(Task to complete): Quote the full listing word for word.

====

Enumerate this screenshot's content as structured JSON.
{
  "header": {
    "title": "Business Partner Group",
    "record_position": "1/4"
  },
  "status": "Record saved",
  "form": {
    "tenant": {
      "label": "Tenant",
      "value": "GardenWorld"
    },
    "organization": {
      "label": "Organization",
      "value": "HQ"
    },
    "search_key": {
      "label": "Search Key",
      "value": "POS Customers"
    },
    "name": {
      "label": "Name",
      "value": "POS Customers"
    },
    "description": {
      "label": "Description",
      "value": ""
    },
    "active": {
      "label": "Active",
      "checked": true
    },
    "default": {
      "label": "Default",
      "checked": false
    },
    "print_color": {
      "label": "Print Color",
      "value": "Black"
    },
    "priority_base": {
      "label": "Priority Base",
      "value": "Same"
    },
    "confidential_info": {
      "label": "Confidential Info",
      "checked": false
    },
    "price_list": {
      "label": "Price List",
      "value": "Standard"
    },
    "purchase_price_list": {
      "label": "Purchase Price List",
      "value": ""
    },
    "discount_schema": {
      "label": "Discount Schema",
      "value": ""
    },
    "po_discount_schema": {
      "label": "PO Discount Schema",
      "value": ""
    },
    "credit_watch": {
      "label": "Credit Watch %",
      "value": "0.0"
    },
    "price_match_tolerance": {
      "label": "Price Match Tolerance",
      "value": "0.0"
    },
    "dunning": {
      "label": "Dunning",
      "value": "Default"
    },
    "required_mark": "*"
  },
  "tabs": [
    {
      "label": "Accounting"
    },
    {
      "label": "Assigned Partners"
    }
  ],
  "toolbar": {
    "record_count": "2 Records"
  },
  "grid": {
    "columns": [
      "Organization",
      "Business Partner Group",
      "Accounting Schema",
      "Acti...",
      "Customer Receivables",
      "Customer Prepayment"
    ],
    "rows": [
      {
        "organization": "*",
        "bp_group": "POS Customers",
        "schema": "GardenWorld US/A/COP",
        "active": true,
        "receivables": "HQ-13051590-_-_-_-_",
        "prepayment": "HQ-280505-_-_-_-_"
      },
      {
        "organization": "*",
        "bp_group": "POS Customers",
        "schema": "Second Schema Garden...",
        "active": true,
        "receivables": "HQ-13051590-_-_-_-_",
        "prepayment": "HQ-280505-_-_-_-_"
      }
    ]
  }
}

====

(Result for this task):
Enumerate this screenshot's content as structured JSON.
{
  "header": {
    "title": "Business Partner Group",
    "record_position": "1/4"
  },
  "status": "Record saved",
  "form": {
    "tenant": {
      "label": "Tenant",
      "value": "GardenWorld"
    },
    "organization": {
      "label": "Organization",
      "value": "HQ"
    },
    "search_key": {
      "label": "Search Key",
      "value": "POS Customers"
    },
    "name": {
      "label": "Name",
      "value": "POS Customers"
    },
    "description": {
      "label": "Description",
      "value": ""
    },
    "active": {
      "label": "Active",
      "checked": true
    },
    "default": {
      "label": "Default",
      "checked": false
    },
    "print_color": {
      "label": "Print Color",
      "value": "Black"
    },
    "priority_base": {
      "label": "Priority Base",
      "value": "Same"
    },
    "confidential_info": {
      "label": "Confidential Info",
      "checked": false
    },
    "price_list": {
      "label": "Price List",
      "value": "Standard"
    },
    "purchase_price_list": {
      "label": "Purchase Price List",
      "value": ""
    },
    "discount_schema": {
      "label": "Discount Schema",
      "value": ""
    },
    "po_discount_schema": {
      "label": "PO Discount Schema",
      "value": ""
    },
    "credit_watch": {
      "label": "Credit Watch %",
      "value": "0.0"
    },
    "price_match_tolerance": {
      "label": "Price Match Tolerance",
      "value": "0.0"
    },
    "dunning": {
      "label": "Dunning",
      "value": "Default"
    },
    "required_mark": "*"
  },
  "tabs": [
    {
      "label": "Accounting"
    },
    {
      "label": "Assigned Partners"
    }
  ],
  "toolbar": {
    "record_count": "2 Records"
  },
  "grid": {
    "columns": [
      "Organization",
      "Business Partner Group",
      "Accounting Schema",
      "Acti...",
      "Customer Receivables",
      "Customer Prepayment"
    ],
    "rows": [
      {
        "organization": "*",
        "bp_group": "POS Customers",
        "schema": "GardenWorld US/A/COP",
        "active": true,
        "receivables": "HQ-13051590-_-_-_-_",
        "prepayment": "HQ-280505-_-_-_-_"
      },
      {
        "organization": "*",
        "bp_group": "POS Customers",
        "schema": "Second Schema Garden...",
        "active": true,
        "receivables": "HQ-13051590-_-_-_-_",
        "prepayment": "HQ-280505-_-_-_-_"
      }
    ]
  }
}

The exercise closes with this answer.